◆ RECORDS FOR PROCESSING ◆
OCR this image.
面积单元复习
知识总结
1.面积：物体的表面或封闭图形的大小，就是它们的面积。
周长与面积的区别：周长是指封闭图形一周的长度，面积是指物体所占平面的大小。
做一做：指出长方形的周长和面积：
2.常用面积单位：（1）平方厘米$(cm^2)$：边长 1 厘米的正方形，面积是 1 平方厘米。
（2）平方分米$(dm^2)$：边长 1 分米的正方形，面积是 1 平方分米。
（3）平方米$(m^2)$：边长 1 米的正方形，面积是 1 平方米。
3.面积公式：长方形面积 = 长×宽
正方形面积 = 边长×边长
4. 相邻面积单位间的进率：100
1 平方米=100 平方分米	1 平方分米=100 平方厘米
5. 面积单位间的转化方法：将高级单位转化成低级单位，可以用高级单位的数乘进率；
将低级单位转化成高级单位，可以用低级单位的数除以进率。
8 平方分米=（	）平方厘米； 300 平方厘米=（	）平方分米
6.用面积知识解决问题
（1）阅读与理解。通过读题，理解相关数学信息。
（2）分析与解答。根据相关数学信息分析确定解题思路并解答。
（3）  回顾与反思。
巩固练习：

* * *

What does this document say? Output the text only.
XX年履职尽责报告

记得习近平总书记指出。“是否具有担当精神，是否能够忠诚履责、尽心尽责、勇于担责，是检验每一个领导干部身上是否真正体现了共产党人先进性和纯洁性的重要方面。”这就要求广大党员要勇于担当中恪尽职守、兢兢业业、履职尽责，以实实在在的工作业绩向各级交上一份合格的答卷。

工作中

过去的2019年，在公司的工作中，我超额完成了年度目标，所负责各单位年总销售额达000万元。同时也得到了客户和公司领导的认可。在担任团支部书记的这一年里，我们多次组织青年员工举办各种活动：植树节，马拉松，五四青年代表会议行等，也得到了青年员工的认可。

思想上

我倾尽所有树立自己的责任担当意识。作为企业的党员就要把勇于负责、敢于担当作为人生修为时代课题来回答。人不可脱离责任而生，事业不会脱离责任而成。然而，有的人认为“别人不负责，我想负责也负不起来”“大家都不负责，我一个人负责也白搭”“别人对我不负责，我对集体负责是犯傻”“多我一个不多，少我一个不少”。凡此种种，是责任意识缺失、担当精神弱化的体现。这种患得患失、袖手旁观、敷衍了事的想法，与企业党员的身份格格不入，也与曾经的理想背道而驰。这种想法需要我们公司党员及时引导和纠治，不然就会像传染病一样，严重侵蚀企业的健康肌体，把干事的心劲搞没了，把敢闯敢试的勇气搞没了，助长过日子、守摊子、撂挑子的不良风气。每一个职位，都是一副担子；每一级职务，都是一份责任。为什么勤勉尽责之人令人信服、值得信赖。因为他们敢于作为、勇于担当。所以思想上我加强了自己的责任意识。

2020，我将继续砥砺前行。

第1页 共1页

---

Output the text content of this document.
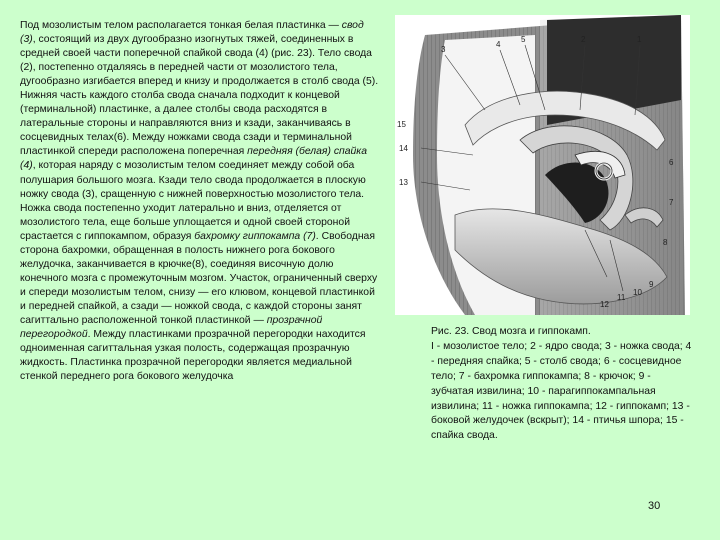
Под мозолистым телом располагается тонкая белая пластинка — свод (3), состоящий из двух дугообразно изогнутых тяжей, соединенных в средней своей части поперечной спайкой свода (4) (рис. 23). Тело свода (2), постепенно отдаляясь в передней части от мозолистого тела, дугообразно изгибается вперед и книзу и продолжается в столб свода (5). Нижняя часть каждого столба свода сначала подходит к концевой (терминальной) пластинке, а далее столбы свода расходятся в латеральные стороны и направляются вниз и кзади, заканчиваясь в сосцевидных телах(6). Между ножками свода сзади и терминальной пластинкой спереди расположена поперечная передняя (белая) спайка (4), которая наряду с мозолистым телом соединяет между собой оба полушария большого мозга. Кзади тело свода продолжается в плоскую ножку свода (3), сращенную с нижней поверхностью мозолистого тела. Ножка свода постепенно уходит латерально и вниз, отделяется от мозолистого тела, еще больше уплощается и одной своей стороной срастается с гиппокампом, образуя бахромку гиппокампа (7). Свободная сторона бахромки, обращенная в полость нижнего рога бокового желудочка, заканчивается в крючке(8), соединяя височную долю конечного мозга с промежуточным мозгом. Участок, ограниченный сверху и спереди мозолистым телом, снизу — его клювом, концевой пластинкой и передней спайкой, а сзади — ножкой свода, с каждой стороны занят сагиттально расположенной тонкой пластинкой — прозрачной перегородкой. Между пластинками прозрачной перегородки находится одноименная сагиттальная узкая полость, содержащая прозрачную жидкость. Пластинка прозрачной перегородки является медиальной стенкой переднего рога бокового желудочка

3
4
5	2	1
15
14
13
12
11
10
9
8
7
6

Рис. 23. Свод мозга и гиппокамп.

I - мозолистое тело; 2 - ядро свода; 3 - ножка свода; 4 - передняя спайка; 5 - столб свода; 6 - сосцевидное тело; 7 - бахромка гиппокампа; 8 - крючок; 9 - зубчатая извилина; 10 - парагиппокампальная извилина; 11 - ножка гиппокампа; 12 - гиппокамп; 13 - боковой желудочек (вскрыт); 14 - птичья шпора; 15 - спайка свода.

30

◆ OBJECTIVE ◆
Point out every line holding the string "document" and copy it.

◆ RESULT ◆
What does this document say? Output the text only.
Output the text content of this document.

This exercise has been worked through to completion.